Supplied data:
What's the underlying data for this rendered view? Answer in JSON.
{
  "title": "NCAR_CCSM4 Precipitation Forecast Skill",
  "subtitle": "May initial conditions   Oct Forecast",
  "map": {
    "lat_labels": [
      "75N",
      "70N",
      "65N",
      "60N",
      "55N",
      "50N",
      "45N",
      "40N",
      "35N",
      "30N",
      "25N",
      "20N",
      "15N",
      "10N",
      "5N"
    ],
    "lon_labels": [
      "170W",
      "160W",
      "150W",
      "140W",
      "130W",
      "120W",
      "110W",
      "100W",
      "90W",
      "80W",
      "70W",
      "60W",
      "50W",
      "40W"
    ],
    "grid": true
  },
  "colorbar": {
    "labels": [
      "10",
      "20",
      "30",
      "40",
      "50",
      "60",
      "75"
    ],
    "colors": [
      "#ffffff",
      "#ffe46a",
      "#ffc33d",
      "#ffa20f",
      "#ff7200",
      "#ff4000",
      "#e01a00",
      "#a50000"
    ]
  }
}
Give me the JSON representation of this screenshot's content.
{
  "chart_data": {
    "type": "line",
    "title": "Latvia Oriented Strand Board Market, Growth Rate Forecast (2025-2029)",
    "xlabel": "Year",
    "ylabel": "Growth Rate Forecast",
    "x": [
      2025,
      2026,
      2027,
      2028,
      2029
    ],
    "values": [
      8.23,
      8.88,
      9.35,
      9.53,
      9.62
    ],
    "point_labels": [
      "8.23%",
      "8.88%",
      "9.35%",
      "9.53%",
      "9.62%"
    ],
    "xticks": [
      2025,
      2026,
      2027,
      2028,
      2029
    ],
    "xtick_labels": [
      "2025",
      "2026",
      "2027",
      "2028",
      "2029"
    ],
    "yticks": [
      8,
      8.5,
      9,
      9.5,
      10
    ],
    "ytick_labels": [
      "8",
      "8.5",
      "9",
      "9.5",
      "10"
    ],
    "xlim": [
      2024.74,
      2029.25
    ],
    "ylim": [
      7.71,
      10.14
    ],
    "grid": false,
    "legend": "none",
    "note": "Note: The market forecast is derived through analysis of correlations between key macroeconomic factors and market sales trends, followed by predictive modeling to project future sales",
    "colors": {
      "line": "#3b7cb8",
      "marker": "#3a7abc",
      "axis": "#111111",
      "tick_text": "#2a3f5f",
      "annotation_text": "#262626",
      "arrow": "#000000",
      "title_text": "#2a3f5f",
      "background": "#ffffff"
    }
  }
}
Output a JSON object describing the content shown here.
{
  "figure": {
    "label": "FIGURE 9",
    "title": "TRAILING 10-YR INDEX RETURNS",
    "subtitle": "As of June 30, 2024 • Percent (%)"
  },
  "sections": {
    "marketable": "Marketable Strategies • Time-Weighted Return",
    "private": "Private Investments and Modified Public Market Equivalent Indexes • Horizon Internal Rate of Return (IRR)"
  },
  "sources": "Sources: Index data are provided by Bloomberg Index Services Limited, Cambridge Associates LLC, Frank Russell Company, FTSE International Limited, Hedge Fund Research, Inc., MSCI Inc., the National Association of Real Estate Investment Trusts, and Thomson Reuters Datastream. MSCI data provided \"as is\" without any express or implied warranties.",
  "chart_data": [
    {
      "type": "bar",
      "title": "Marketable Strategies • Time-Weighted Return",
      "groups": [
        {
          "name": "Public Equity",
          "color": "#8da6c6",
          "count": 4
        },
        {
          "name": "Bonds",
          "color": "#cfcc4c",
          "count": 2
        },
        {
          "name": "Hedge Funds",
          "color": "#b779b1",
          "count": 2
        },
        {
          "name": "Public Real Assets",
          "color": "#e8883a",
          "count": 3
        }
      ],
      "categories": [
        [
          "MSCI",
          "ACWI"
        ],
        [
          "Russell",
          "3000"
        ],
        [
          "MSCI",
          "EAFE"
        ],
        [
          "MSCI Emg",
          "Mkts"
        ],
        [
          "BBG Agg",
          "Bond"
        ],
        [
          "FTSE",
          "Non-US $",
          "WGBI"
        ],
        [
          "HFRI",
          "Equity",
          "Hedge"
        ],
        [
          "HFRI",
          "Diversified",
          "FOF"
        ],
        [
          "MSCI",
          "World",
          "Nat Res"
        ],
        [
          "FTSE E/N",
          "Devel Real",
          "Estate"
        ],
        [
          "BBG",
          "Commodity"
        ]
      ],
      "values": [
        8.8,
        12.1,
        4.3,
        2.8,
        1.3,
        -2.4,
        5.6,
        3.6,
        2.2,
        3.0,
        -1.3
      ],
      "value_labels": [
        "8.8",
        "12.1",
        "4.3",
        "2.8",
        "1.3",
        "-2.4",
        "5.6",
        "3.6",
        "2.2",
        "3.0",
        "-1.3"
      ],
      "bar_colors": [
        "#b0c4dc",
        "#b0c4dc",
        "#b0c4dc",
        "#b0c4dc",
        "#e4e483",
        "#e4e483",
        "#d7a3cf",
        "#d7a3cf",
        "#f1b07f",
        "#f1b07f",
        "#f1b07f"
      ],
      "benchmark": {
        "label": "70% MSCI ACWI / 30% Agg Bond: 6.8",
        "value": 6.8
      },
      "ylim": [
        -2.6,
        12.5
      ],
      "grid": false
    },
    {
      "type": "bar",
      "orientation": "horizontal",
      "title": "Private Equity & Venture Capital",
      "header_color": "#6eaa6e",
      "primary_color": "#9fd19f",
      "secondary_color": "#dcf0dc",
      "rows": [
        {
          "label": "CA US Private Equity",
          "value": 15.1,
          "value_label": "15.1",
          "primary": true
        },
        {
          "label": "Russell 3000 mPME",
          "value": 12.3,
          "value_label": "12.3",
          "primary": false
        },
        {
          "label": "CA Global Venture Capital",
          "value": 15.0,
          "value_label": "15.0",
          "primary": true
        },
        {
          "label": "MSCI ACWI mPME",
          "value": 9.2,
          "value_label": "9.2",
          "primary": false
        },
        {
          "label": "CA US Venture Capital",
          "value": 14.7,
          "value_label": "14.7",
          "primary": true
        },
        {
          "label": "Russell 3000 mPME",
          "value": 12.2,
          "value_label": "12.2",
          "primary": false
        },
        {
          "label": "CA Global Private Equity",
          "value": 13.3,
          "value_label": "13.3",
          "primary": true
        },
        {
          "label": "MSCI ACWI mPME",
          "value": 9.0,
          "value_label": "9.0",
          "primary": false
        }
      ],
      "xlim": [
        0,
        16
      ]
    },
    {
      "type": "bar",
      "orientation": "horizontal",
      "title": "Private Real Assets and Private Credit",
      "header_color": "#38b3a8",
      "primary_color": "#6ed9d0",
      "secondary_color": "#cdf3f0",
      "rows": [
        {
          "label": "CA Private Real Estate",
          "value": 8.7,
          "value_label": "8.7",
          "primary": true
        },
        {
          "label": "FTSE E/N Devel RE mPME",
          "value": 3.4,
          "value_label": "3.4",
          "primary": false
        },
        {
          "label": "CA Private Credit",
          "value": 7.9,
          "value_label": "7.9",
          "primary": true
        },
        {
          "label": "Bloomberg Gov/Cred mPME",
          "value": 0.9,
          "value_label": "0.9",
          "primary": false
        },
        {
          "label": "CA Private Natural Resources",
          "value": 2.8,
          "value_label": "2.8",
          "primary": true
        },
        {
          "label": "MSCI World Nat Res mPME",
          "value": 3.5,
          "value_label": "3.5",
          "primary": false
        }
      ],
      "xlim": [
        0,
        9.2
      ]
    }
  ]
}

The task:
All of the lines above need to be given again exactly.

Solution to this exercise:
What's the underlying data for this rendered view? Answer in JSON.
{
  "title": "NCAR_CCSM4 Precipitation Forecast Skill",
  "subtitle": "May initial conditions   Oct Forecast",
  "map": {
    "lat_labels": [
      "75N",
      "70N",
      "65N",
      "60N",
      "55N",
      "50N",
      "45N",
      "40N",
      "35N",
      "30N",
      "25N",
      "20N",
      "15N",
      "10N",
      "5N"
    ],
    "lon_labels": [
      "170W",
      "160W",
      "150W",
      "140W",
      "130W",
      "120W",
      "110W",
      "100W",
      "90W",
      "80W",
      "70W",
      "60W",
      "50W",
      "40W"
    ],
    "grid": true
  },
  "colorbar": {
    "labels": [
      "10",
      "20",
      "30",
      "40",
      "50",
      "60",
      "75"
    ],
    "colors": [
      "#ffffff",
      "#ffe46a",
      "#ffc33d",
      "#ffa20f",
      "#ff7200",
      "#ff4000",
      "#e01a00",
      "#a50000"
    ]
  }
}
Give me the JSON representation of this screenshot's content.
{
  "chart_data": {
    "type": "line",
    "title": "Latvia Oriented Strand Board Market, Growth Rate Forecast (2025-2029)",
    "xlabel": "Year",
    "ylabel": "Growth Rate Forecast",
    "x": [
      2025,
      2026,
      2027,
      2028,
      2029
    ],
    "values": [
      8.23,
      8.88,
      9.35,
      9.53,
      9.62
    ],
    "point_labels": [
      "8.23%",
      "8.88%",
      "9.35%",
      "9.53%",
      "9.62%"
    ],
    "xticks": [
      2025,
      2026,
      2027,
      2028,
      2029
    ],
    "xtick_labels": [
      "2025",
      "2026",
      "2027",
      "2028",
      "2029"
    ],
    "yticks": [
      8,
      8.5,
      9,
      9.5,
      10
    ],
    "ytick_labels": [
      "8",
      "8.5",
      "9",
      "9.5",
      "10"
    ],
    "xlim": [
      2024.74,
      2029.25
    ],
    "ylim": [
      7.71,
      10.14
    ],
    "grid": false,
    "legend": "none",
    "note": "Note: The market forecast is derived through analysis of correlations between key macroeconomic factors and market sales trends, followed by predictive modeling to project future sales",
    "colors": {
      "line": "#3b7cb8",
      "marker": "#3a7abc",
      "axis": "#111111",
      "tick_text": "#2a3f5f",
      "annotation_text": "#262626",
      "arrow": "#000000",
      "title_text": "#2a3f5f",
      "background": "#ffffff"
    }
  }
}
Output a JSON object describing the content shown here.
{
  "figure": {
    "label": "FIGURE 9",
    "title": "TRAILING 10-YR INDEX RETURNS",
    "subtitle": "As of June 30, 2024 • Percent (%)"
  },
  "sections": {
    "marketable": "Marketable Strategies • Time-Weighted Return",
    "private": "Private Investments and Modified Public Market Equivalent Indexes • Horizon Internal Rate of Return (IRR)"
  },
  "sources": "Sources: Index data are provided by Bloomberg Index Services Limited, Cambridge Associates LLC, Frank Russell Company, FTSE International Limited, Hedge Fund Research, Inc., MSCI Inc., the National Association of Real Estate Investment Trusts, and Thomson Reuters Datastream. MSCI data provided \"as is\" without any express or implied warranties.",
  "chart_data": [
    {
      "type": "bar",
      "title": "Marketable Strategies • Time-Weighted Return",
      "groups": [
        {
          "name": "Public Equity",
          "color": "#8da6c6",
          "count": 4
        },
        {
          "name": "Bonds",
          "color": "#cfcc4c",
          "count": 2
        },
        {
          "name": "Hedge Funds",
          "color": "#b779b1",
          "count": 2
        },
        {
          "name": "Public Real Assets",
          "color": "#e8883a",
          "count": 3
        }
      ],
      "categories": [
        [
          "MSCI",
          "ACWI"
        ],
        [
          "Russell",
          "3000"
        ],
        [
          "MSCI",
          "EAFE"
        ],
        [
          "MSCI Emg",
          "Mkts"
        ],
        [
          "BBG Agg",
          "Bond"
        ],
        [
          "FTSE",
          "Non-US $",
          "WGBI"
        ],
        [
          "HFRI",
          "Equity",
          "Hedge"
        ],
        [
          "HFRI",
          "Diversified",
          "FOF"
        ],
        [
          "MSCI",
          "World",
          "Nat Res"
        ],
        [
          "FTSE E/N",
          "Devel Real",
          "Estate"
        ],
        [
          "BBG",
          "Commodity"
        ]
      ],
      "values": [
        8.8,
        12.1,
        4.3,
        2.8,
        1.3,
        -2.4,
        5.6,
        3.6,
        2.2,
        3.0,
        -1.3
      ],
      "value_labels": [
        "8.8",
        "12.1",
        "4.3",
        "2.8",
        "1.3",
        "-2.4",
        "5.6",
        "3.6",
        "2.2",
        "3.0",
        "-1.3"
      ],
      "bar_colors": [
        "#b0c4dc",
        "#b0c4dc",
        "#b0c4dc",
        "#b0c4dc",
        "#e4e483",
        "#e4e483",
        "#d7a3cf",
        "#d7a3cf",
        "#f1b07f",
        "#f1b07f",
        "#f1b07f"
      ],
      "benchmark": {
        "label": "70% MSCI ACWI / 30% Agg Bond: 6.8",
        "value": 6.8
      },
      "ylim": [
        -2.6,
        12.5
      ],
      "grid": false
    },
    {
      "type": "bar",
      "orientation": "horizontal",
      "title": "Private Equity & Venture Capital",
      "header_color": "#6eaa6e",
      "primary_color": "#9fd19f",
      "secondary_color": "#dcf0dc",
      "rows": [
        {
          "label": "CA US Private Equity",
          "value": 15.1,
          "value_label": "15.1",
          "primary": true
        },
        {
          "label": "Russell 3000 mPME",
          "value": 12.3,
          "value_label": "12.3",
          "primary": false
        },
        {
          "label": "CA Global Venture Capital",
          "value": 15.0,
          "value_label": "15.0",
          "primary": true
        },
        {
          "label": "MSCI ACWI mPME",
          "value": 9.2,
          "value_label": "9.2",
          "primary": false
        },
        {
          "label": "CA US Venture Capital",
          "value": 14.7,
          "value_label": "14.7",
          "primary": true
        },
        {
          "label": "Russell 3000 mPME",
          "value": 12.2,
          "value_label": "12.2",
          "primary": false
        },
        {
          "label": "CA Global Private Equity",
          "value": 13.3,
          "value_label": "13.3",
          "primary": true
        },
        {
          "label": "MSCI ACWI mPME",
          "value": 9.0,
          "value_label": "9.0",
          "primary": false
        }
      ],
      "xlim": [
        0,
        16
      ]
    },
    {
      "type": "bar",
      "orientation": "horizontal",
      "title": "Private Real Assets and Private Credit",
      "header_color": "#38b3a8",
      "primary_color": "#6ed9d0",
      "secondary_color": "#cdf3f0",
      "rows": [
        {
          "label": "CA Private Real Estate",
          "value": 8.7,
          "value_label": "8.7",
          "primary": true
        },
        {
          "label": "FTSE E/N Devel RE mPME",
          "value": 3.4,
          "value_label": "3.4",
          "primary": false
        },
        {
          "label": "CA Private Credit",
          "value": 7.9,
          "value_label": "7.9",
          "primary": true
        },
        {
          "label": "Bloomberg Gov/Cred mPME",
          "value": 0.9,
          "value_label": "0.9",
          "primary": false
        },
        {
          "label": "CA Private Natural Resources",
          "value": 2.8,
          "value_label": "2.8",
          "primary": true
        },
        {
          "label": "MSCI World Nat Res mPME",
          "value": 3.5,
          "value_label": "3.5",
          "primary": false
        }
      ],
      "xlim": [
        0,
        9.2
      ]
    }
  ]
}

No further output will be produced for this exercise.